### Task objective:
Write out the whole listing again, exactly.

-- Start Data lines --

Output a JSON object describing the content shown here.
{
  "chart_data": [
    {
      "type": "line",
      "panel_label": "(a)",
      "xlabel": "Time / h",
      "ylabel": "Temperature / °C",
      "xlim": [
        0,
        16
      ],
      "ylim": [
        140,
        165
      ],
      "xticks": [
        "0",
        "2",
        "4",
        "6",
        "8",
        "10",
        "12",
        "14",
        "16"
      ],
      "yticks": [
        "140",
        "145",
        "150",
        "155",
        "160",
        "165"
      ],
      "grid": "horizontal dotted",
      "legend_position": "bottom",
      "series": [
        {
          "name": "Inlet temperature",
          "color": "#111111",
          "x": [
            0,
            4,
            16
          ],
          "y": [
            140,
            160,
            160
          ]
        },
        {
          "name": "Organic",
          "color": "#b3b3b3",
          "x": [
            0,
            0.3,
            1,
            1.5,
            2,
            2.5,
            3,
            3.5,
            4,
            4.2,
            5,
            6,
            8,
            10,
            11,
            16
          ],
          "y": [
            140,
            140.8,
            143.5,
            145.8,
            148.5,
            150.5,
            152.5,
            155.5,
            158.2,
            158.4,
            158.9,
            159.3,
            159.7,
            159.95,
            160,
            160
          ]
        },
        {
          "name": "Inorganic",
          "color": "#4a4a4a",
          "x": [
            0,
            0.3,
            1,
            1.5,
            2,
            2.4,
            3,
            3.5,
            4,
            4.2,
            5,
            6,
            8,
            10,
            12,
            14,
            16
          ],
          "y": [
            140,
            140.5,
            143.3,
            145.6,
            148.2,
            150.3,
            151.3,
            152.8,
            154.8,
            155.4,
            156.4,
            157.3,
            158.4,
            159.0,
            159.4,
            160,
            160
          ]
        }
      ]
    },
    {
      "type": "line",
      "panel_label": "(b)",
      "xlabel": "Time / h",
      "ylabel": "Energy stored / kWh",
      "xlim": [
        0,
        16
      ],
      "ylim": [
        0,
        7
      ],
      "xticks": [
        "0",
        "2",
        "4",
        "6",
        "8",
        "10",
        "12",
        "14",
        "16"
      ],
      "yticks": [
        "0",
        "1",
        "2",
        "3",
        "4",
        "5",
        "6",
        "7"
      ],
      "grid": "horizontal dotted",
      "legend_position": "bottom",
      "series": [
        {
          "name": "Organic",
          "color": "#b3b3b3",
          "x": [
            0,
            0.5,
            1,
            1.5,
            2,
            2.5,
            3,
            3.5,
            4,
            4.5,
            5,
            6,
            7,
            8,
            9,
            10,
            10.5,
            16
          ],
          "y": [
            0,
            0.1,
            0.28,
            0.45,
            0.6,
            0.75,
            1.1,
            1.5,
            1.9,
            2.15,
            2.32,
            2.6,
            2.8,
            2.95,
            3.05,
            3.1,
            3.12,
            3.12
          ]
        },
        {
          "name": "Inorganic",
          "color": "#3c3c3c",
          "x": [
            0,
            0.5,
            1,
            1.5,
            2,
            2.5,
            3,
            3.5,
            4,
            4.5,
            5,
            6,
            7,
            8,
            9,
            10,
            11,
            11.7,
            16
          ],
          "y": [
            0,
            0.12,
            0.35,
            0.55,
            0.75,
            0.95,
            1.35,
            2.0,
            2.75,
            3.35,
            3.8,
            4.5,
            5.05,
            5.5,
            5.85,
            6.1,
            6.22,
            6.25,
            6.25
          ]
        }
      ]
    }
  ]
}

-- End Data lines --

### The response:
Output a JSON object describing the content shown here.
{
  "chart_data": [
    {
      "type": "line",
      "panel_label": "(a)",
      "xlabel": "Time / h",
      "ylabel": "Temperature / °C",
      "xlim": [
        0,
        16
      ],
      "ylim": [
        140,
        165
      ],
      "xticks": [
        "0",
        "2",
        "4",
        "6",
        "8",
        "10",
        "12",
        "14",
        "16"
      ],
      "yticks": [
        "140",
        "145",
        "150",
        "155",
        "160",
        "165"
      ],
      "grid": "horizontal dotted",
      "legend_position": "bottom",
      "series": [
        {
          "name": "Inlet temperature",
          "color": "#111111",
          "x": [
            0,
            4,
            16
          ],
          "y": [
            140,
            160,
            160
          ]
        },
        {
          "name": "Organic",
          "color": "#b3b3b3",
          "x": [
            0,
            0.3,
            1,
            1.5,
            2,
            2.5,
            3,
            3.5,
            4,
            4.2,
            5,
            6,
            8,
            10,
            11,
            16
          ],
          "y": [
            140,
            140.8,
            143.5,
            145.8,
            148.5,
            150.5,
            152.5,
            155.5,
            158.2,
            158.4,
            158.9,
            159.3,
            159.7,
            159.95,
            160,
            160
          ]
        },
        {
          "name": "Inorganic",
          "color": "#4a4a4a",
          "x": [
            0,
            0.3,
            1,
            1.5,
            2,
            2.4,
            3,
            3.5,
            4,
            4.2,
            5,
            6,
            8,
            10,
            12,
            14,
            16
          ],
          "y": [
            140,
            140.5,
            143.3,
            145.6,
            148.2,
            150.3,
            151.3,
            152.8,
            154.8,
            155.4,
            156.4,
            157.3,
            158.4,
            159.0,
            159.4,
            160,
            160
          ]
        }
      ]
    },
    {
      "type": "line",
      "panel_label": "(b)",
      "xlabel": "Time / h",
      "ylabel": "Energy stored / kWh",
      "xlim": [
        0,
        16
      ],
      "ylim": [
        0,
        7
      ],
      "xticks": [
        "0",
        "2",
        "4",
        "6",
        "8",
        "10",
        "12",
        "14",
        "16"
      ],
      "yticks": [
        "0",
        "1",
        "2",
        "3",
        "4",
        "5",
        "6",
        "7"
      ],
      "grid": "horizontal dotted",
      "legend_position": "bottom",
      "series": [
        {
          "name": "Organic",
          "color": "#b3b3b3",
          "x": [
            0,
            0.5,
            1,
            1.5,
            2,
            2.5,
            3,
            3.5,
            4,
            4.5,
            5,
            6,
            7,
            8,
            9,
            10,
            10.5,
            16
          ],
          "y": [
            0,
            0.1,
            0.28,
            0.45,
            0.6,
            0.75,
            1.1,
            1.5,
            1.9,
            2.15,
            2.32,
            2.6,
            2.8,
            2.95,
            3.05,
            3.1,
            3.12,
            3.12
          ]
        },
        {
          "name": "Inorganic",
          "color": "#3c3c3c",
          "x": [
            0,
            0.5,
            1,
            1.5,
            2,
            2.5,
            3,
            3.5,
            4,
            4.5,
            5,
            6,
            7,
            8,
            9,
            10,
            11,
            11.7,
            16
          ],
          "y": [
            0,
            0.12,
            0.35,
            0.55,
            0.75,
            0.95,
            1.35,
            2.0,
            2.75,
            3.35,
            3.8,
            4.5,
            5.05,
            5.5,
            5.85,
            6.1,
            6.22,
            6.25,
            6.25
          ]
        }
      ]
    }
  ]
}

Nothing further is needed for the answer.